§ What the exercise asks: Read the lines below and count those that have the word "text". Respond with the number only.

^^^^^^^^^^^^^^^^

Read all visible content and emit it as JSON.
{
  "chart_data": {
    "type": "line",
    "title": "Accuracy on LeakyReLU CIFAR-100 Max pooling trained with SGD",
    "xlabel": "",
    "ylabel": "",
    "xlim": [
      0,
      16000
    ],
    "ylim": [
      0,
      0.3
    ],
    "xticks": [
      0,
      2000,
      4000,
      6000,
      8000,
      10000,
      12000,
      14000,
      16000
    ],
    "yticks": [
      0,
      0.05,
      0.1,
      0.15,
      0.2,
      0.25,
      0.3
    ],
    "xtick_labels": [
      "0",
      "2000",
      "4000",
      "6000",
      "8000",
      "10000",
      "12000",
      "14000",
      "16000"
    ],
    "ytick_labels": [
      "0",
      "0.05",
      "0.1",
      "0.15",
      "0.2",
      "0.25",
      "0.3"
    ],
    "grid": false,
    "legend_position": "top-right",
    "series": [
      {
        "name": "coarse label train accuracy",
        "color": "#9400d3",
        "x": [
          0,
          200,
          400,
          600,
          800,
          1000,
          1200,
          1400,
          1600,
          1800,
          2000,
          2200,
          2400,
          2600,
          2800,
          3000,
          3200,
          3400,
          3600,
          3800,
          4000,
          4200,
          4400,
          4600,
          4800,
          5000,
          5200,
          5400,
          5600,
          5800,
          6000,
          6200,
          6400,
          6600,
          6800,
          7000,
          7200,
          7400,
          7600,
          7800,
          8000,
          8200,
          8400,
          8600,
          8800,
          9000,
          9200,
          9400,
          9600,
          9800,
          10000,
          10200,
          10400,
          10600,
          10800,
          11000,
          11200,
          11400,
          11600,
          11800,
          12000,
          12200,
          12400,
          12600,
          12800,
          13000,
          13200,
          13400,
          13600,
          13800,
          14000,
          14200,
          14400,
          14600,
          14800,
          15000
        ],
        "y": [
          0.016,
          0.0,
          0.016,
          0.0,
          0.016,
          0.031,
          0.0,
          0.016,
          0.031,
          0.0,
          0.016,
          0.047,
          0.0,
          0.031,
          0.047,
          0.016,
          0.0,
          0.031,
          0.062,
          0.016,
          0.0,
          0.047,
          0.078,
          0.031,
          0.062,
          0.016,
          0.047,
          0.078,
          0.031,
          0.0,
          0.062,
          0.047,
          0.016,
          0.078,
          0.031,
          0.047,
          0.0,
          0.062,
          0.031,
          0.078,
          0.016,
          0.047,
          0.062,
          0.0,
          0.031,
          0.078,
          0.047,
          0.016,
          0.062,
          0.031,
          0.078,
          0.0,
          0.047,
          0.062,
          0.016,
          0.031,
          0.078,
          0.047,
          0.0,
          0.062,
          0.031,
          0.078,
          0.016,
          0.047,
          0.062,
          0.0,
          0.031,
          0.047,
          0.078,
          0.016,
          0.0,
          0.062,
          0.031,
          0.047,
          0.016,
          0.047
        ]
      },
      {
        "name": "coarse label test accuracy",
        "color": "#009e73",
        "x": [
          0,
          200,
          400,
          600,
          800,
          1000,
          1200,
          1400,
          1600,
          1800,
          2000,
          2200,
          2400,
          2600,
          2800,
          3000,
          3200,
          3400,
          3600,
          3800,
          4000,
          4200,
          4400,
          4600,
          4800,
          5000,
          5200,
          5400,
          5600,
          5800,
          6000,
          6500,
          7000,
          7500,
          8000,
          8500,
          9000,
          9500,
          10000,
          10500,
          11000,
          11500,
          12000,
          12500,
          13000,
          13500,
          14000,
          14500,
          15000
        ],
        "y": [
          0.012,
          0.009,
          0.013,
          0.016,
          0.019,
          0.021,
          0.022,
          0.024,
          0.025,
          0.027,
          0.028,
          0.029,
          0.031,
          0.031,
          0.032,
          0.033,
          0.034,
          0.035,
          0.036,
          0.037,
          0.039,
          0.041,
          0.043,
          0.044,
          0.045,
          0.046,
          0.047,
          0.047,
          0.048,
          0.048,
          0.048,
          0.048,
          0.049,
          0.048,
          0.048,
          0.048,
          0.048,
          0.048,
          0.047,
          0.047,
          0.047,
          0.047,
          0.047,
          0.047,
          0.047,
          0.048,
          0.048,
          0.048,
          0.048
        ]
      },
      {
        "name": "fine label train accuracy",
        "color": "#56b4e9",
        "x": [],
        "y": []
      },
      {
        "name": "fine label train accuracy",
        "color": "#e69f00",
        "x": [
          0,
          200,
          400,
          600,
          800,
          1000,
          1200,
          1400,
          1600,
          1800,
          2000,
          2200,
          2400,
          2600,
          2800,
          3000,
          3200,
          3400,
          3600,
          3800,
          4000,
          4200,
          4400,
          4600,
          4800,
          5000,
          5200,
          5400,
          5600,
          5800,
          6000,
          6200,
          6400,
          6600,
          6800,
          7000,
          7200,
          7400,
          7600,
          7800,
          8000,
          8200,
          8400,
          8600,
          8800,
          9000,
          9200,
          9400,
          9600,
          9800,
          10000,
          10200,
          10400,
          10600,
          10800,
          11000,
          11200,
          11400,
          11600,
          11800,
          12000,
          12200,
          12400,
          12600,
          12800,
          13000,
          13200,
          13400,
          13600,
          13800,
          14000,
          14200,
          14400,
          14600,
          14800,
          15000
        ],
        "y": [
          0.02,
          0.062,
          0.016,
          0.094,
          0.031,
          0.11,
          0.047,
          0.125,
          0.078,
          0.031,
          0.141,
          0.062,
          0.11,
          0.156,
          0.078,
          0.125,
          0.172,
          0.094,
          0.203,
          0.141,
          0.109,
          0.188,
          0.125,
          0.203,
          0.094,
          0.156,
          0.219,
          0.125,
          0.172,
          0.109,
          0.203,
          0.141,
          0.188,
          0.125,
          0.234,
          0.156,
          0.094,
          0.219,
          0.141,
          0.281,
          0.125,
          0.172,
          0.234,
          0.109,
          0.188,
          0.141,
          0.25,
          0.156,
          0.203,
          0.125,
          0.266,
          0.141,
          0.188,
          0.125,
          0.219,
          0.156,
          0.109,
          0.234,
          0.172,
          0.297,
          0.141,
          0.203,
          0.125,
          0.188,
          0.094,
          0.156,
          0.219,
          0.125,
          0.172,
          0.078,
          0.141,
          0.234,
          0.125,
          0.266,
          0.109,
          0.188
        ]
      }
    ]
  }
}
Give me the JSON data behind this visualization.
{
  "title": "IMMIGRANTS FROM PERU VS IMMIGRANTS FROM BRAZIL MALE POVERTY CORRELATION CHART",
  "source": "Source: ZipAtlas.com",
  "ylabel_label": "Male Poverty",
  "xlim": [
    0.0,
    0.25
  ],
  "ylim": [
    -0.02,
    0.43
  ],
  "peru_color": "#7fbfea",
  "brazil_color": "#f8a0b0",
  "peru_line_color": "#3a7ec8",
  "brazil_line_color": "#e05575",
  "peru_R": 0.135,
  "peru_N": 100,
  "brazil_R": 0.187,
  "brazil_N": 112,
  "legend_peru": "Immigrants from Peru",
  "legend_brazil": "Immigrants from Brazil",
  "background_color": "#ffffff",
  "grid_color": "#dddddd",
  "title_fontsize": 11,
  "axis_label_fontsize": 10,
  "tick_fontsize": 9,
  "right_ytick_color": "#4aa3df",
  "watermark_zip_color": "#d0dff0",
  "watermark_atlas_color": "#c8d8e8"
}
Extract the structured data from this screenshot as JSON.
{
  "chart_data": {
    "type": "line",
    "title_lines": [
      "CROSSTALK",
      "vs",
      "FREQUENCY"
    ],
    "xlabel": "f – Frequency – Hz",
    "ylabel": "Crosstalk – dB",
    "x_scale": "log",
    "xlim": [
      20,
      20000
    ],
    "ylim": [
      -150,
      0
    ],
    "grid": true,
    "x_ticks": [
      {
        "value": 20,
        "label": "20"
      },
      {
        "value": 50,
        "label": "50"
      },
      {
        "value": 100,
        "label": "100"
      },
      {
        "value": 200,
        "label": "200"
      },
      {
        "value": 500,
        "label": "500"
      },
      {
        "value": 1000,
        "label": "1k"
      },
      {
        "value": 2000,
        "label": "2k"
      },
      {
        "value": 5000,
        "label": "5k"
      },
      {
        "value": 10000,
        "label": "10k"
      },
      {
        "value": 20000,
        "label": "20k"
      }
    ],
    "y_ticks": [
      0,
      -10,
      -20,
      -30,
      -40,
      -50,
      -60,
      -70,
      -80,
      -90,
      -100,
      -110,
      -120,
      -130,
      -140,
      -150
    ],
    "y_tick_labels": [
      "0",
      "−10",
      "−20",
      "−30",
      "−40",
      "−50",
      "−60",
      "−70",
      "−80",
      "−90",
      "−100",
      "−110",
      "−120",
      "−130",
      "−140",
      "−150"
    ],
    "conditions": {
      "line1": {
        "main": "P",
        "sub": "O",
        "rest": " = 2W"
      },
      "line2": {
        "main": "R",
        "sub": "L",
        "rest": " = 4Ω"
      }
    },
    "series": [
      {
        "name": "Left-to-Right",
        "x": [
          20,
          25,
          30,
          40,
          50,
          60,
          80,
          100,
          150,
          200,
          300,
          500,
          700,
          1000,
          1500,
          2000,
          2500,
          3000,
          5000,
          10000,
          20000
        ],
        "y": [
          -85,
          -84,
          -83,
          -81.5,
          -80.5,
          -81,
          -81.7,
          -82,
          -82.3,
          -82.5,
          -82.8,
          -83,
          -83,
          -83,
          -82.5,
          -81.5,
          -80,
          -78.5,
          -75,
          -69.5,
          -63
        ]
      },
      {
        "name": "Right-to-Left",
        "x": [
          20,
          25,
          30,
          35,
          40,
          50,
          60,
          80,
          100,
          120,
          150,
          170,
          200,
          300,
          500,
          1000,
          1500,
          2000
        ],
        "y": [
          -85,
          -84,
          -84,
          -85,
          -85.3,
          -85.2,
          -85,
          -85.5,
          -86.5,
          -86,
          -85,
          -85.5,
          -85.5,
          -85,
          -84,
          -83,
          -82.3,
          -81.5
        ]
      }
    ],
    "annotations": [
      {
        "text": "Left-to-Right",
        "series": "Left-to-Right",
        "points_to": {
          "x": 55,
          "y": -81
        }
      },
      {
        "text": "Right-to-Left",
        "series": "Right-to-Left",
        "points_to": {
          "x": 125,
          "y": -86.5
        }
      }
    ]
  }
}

^^^^^^^^^^^^^^^^

§ Completed exercise: 2